>> start Given data

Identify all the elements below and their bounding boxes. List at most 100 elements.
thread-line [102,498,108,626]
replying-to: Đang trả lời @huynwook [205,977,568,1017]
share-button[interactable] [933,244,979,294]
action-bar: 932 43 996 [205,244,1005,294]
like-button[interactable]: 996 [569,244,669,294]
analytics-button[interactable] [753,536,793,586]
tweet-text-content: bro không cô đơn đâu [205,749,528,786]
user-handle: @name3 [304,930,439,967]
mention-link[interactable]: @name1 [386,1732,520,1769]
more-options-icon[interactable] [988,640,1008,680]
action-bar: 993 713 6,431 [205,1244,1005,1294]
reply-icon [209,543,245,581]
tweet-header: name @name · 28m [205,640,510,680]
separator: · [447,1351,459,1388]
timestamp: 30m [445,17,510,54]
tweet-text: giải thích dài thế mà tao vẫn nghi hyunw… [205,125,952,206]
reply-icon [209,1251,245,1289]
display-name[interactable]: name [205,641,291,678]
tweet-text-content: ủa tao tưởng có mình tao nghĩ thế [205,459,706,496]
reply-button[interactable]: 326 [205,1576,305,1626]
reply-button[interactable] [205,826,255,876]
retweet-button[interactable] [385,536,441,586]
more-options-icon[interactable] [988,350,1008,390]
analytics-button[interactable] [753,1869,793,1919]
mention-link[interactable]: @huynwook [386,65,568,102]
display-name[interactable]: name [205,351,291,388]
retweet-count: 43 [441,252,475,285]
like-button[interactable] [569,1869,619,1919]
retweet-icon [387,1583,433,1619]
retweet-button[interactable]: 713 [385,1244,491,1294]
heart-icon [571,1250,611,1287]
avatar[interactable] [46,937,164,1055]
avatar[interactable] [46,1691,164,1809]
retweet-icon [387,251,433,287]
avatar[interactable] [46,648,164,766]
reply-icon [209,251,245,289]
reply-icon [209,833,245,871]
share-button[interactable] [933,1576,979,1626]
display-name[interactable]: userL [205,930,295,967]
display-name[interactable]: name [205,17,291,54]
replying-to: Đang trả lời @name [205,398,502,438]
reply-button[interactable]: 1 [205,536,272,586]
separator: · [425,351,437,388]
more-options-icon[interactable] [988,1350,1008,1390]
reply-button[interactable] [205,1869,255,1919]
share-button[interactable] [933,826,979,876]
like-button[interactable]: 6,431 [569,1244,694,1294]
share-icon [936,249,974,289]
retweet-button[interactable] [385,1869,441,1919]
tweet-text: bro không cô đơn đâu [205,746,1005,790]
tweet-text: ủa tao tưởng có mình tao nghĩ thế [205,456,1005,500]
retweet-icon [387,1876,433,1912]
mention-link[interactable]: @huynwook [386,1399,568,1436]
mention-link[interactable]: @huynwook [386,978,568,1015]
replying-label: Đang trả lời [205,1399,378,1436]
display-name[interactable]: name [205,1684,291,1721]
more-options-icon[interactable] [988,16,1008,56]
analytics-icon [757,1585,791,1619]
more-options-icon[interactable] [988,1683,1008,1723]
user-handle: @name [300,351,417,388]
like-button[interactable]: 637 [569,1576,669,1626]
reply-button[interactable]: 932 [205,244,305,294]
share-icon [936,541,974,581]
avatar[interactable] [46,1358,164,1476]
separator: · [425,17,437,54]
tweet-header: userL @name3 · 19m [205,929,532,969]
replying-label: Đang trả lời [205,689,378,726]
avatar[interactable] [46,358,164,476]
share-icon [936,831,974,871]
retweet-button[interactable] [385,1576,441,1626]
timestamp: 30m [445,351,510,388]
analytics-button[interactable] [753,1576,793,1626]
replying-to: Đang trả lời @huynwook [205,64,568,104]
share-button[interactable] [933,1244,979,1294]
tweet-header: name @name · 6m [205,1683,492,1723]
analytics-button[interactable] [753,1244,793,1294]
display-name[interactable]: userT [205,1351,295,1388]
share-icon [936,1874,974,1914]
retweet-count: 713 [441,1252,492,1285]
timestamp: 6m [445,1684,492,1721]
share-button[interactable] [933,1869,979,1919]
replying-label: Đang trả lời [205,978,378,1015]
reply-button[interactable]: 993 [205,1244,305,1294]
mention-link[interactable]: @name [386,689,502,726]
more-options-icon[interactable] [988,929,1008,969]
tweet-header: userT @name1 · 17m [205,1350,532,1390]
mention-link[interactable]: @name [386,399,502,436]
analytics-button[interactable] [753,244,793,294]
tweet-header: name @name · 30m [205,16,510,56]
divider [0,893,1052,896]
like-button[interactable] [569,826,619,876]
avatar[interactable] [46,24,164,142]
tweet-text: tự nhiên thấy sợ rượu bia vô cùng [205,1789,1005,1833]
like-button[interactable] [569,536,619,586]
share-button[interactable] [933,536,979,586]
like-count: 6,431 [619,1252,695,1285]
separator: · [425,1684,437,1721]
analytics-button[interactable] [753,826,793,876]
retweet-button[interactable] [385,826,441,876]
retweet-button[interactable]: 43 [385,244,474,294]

>> end Given data

• Your task: Please reproduce every line of the records above without changing a single character.

• Output of the exercise:
Identify all the elements below and their bounding boxes. List at most 100 elements.
thread-line [102,498,108,626]
replying-to: Đang trả lời @huynwook [205,977,568,1017]
share-button[interactable] [933,244,979,294]
action-bar: 932 43 996 [205,244,1005,294]
like-button[interactable]: 996 [569,244,669,294]
analytics-button[interactable] [753,536,793,586]
tweet-text-content: bro không cô đơn đâu [205,749,528,786]
user-handle: @name3 [304,930,439,967]
mention-link[interactable]: @name1 [386,1732,520,1769]
more-options-icon[interactable] [988,640,1008,680]
action-bar: 993 713 6,431 [205,1244,1005,1294]
reply-icon [209,543,245,581]
tweet-header: name @name · 28m [205,640,510,680]
separator: · [447,1351,459,1388]
timestamp: 30m [445,17,510,54]
tweet-text: giải thích dài thế mà tao vẫn nghi hyunw… [205,125,952,206]
reply-icon [209,1251,245,1289]
display-name[interactable]: name [205,641,291,678]
tweet-text-content: ủa tao tưởng có mình tao nghĩ thế [205,459,706,496]
reply-button[interactable]: 326 [205,1576,305,1626]
reply-button[interactable] [205,826,255,876]
retweet-button[interactable] [385,536,441,586]
more-options-icon[interactable] [988,350,1008,390]
analytics-button[interactable] [753,1869,793,1919]
mention-link[interactable]: @huynwook [386,65,568,102]
display-name[interactable]: name [205,351,291,388]
retweet-count: 43 [441,252,475,285]
like-button[interactable] [569,1869,619,1919]
retweet-icon [387,1583,433,1619]
retweet-button[interactable]: 713 [385,1244,491,1294]
heart-icon [571,1250,611,1287]
avatar[interactable] [46,937,164,1055]
avatar[interactable] [46,1691,164,1809]
retweet-icon [387,251,433,287]
avatar[interactable] [46,648,164,766]
reply-icon [209,251,245,289]
reply-icon [209,833,245,871]
share-button[interactable] [933,1576,979,1626]
display-name[interactable]: userL [205,930,295,967]
display-name[interactable]: name [205,17,291,54]
replying-to: Đang trả lời @name [205,398,502,438]
reply-button[interactable]: 1 [205,536,272,586]
separator: · [425,351,437,388]
more-options-icon[interactable] [988,1350,1008,1390]
reply-button[interactable] [205,1869,255,1919]
share-button[interactable] [933,826,979,876]
like-button[interactable]: 6,431 [569,1244,694,1294]
share-icon [936,249,974,289]
retweet-button[interactable] [385,1869,441,1919]
tweet-text: bro không cô đơn đâu [205,746,1005,790]
tweet-text: ủa tao tưởng có mình tao nghĩ thế [205,456,1005,500]
retweet-icon [387,1876,433,1912]
mention-link[interactable]: @huynwook [386,1399,568,1436]
mention-link[interactable]: @huynwook [386,978,568,1015]
replying-label: Đang trả lời [205,1399,378,1436]
display-name[interactable]: name [205,1684,291,1721]
more-options-icon[interactable] [988,16,1008,56]
analytics-icon [757,1585,791,1619]
more-options-icon[interactable] [988,1683,1008,1723]
user-handle: @name [300,351,417,388]
like-button[interactable]: 637 [569,1576,669,1626]
reply-button[interactable]: 932 [205,244,305,294]
share-icon [936,541,974,581]
avatar[interactable] [46,1358,164,1476]
separator: · [425,17,437,54]
tweet-header: userL @name3 · 19m [205,929,532,969]
replying-label: Đang trả lời [205,689,378,726]
avatar[interactable] [46,358,164,476]
share-icon [936,831,974,871]
retweet-button[interactable] [385,1576,441,1626]
timestamp: 30m [445,351,510,388]
analytics-button[interactable] [753,1576,793,1626]
replying-to: Đang trả lời @huynwook [205,64,568,104]
share-button[interactable] [933,1244,979,1294]
tweet-header: name @name · 6m [205,1683,492,1723]
analytics-button[interactable] [753,1244,793,1294]
display-name[interactable]: userT [205,1351,295,1388]
share-icon [936,1874,974,1914]
retweet-count: 713 [441,1252,492,1285]
timestamp: 6m [445,1684,492,1721]
share-button[interactable] [933,1869,979,1919]
replying-label: Đang trả lời [205,978,378,1015]
reply-button[interactable]: 993 [205,1244,305,1294]
mention-link[interactable]: @name [386,689,502,726]
more-options-icon[interactable] [988,929,1008,969]
tweet-header: userT @name1 · 17m [205,1350,532,1390]
mention-link[interactable]: @name [386,399,502,436]
analytics-button[interactable] [753,244,793,294]
tweet-header: name @name · 30m [205,16,510,56]
divider [0,893,1052,896]
like-button[interactable] [569,826,619,876]
avatar[interactable] [46,24,164,142]
tweet-text: tự nhiên thấy sợ rượu bia vô cùng [205,1789,1005,1833]
like-button[interactable] [569,536,619,586]
share-button[interactable] [933,536,979,586]
like-count: 6,431 [619,1252,695,1285]
separator: · [425,1684,437,1721]
analytics-button[interactable] [753,826,793,876]
retweet-button[interactable] [385,826,441,876]
retweet-button[interactable]: 43 [385,244,474,294]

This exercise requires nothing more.